§ **DOCUMENT EXCERPT**
One of the most outstanding phases of W. G. Grace’s career occurred in the 1876 season, beginning with his career highest score of 344 for MCC v Kent at Canterbury in August.  Two days after his innings at Canterbury, he made 177 for Gloucestershire v Nottinghamshire; and two days after that 318 not out for Gloucestershire v Yorkshire, these two innings against counties with exceptionally strong bowling attacks including Alfred Shaw, Fred Morley, Tom Emmett and Allen Hill. Thus, in three consecutive innings Grace scored 839 runs and was only out twice.

§ **RECORDED DATA**
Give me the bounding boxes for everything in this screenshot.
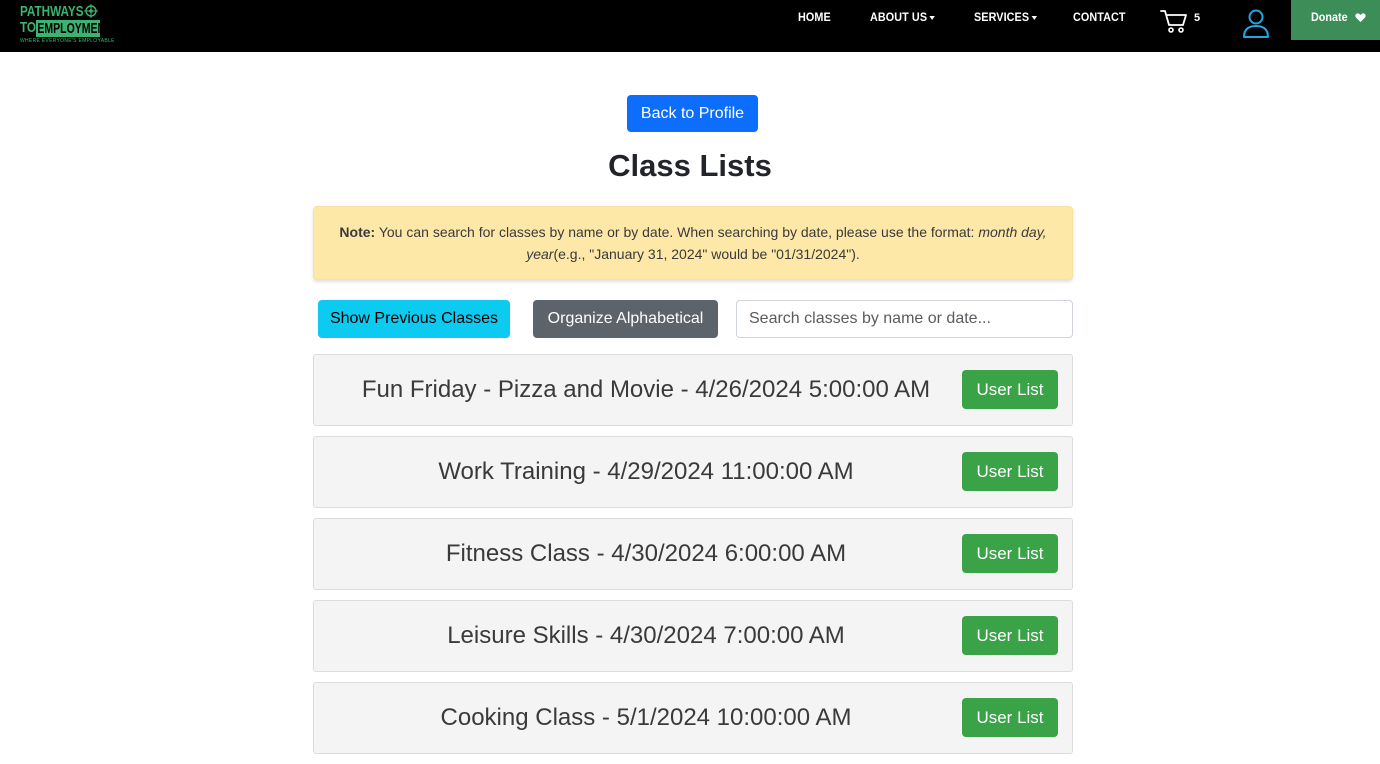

§ **EXERCISE TASKS**
- a) Condense the paragraph of the W. G. Grace passage that begins "One of the most outstanding phases" into a shorter version that keeps its main facts.
- b) Copy out the W. G. Grace passage word for word from "One of the most" to "only out twice.".

§ **ANSWERS BY TASK**
- a) In the 1876 season, W. G. Grace had one of his finest runs. It began in August with his career-best 344 for MCC v Kent at Canterbury. Two days later he made 177 for Gloucestershire v Nottinghamshire, and two days after that he made 318 not out for Gloucestershire v Yorkshire. Both counties had exceptionally strong bowling that included Alfred Shaw, Fred Morley, Tom Emmett and Allen Hill. Across the three consecutive innings he scored 839 runs and was out only twice.

- b)
One of the most outstanding phases of W. G. Grace’s career occurred in the 1876 season, beginning with his career highest score of 344 for MCC v Kent at Canterbury in August.  Two days after his innings at Canterbury, he made 177 for Gloucestershire v Nottinghamshire; and two days after that 318 not out for Gloucestershire v Yorkshire, these two innings against counties with exceptionally strong bowling attacks including Alfred Shaw, Fred Morley, Tom Emmett and Allen Hill. Thus, in three consecutive innings Grace scored 839 runs and was only out twice.